▶ [STATED TASK]: Retype the records below exactly as they appear.

▶ [RECORD EXCERPTS]:
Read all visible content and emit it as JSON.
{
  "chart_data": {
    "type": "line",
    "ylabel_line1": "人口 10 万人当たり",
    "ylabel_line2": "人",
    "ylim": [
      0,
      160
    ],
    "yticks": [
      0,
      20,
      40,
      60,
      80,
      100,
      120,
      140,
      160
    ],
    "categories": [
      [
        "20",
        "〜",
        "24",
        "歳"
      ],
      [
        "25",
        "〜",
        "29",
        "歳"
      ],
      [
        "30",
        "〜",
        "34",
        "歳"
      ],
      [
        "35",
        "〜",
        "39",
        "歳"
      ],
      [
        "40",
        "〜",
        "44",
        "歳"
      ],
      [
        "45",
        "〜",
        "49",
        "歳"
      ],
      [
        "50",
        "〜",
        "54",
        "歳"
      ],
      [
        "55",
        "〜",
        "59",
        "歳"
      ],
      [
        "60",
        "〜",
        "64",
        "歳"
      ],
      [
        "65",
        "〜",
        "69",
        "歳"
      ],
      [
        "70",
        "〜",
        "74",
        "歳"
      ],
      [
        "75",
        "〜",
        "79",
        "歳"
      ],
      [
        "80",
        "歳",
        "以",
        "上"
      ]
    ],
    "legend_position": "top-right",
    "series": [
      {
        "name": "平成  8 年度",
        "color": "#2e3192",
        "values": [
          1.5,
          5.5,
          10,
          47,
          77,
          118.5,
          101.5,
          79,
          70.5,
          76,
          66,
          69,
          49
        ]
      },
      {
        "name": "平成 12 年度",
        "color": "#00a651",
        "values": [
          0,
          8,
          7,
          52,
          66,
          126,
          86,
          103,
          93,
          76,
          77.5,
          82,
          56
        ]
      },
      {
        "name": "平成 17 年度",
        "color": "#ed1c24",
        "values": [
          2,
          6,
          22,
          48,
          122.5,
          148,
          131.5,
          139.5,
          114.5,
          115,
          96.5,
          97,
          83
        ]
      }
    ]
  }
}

▶ [ANSWER FOR THE TASK]:
Read all visible content and emit it as JSON.
{
  "chart_data": {
    "type": "line",
    "ylabel_line1": "人口 10 万人当たり",
    "ylabel_line2": "人",
    "ylim": [
      0,
      160
    ],
    "yticks": [
      0,
      20,
      40,
      60,
      80,
      100,
      120,
      140,
      160
    ],
    "categories": [
      [
        "20",
        "〜",
        "24",
        "歳"
      ],
      [
        "25",
        "〜",
        "29",
        "歳"
      ],
      [
        "30",
        "〜",
        "34",
        "歳"
      ],
      [
        "35",
        "〜",
        "39",
        "歳"
      ],
      [
        "40",
        "〜",
        "44",
        "歳"
      ],
      [
        "45",
        "〜",
        "49",
        "歳"
      ],
      [
        "50",
        "〜",
        "54",
        "歳"
      ],
      [
        "55",
        "〜",
        "59",
        "歳"
      ],
      [
        "60",
        "〜",
        "64",
        "歳"
      ],
      [
        "65",
        "〜",
        "69",
        "歳"
      ],
      [
        "70",
        "〜",
        "74",
        "歳"
      ],
      [
        "75",
        "〜",
        "79",
        "歳"
      ],
      [
        "80",
        "歳",
        "以",
        "上"
      ]
    ],
    "legend_position": "top-right",
    "series": [
      {
        "name": "平成  8 年度",
        "color": "#2e3192",
        "values": [
          1.5,
          5.5,
          10,
          47,
          77,
          118.5,
          101.5,
          79,
          70.5,
          76,
          66,
          69,
          49
        ]
      },
      {
        "name": "平成 12 年度",
        "color": "#00a651",
        "values": [
          0,
          8,
          7,
          52,
          66,
          126,
          86,
          103,
          93,
          76,
          77.5,
          82,
          56
        ]
      },
      {
        "name": "平成 17 年度",
        "color": "#ed1c24",
        "values": [
          2,
          6,
          22,
          48,
          122.5,
          148,
          131.5,
          139.5,
          114.5,
          115,
          96.5,
          97,
          83
        ]
      }
    ]
  }
}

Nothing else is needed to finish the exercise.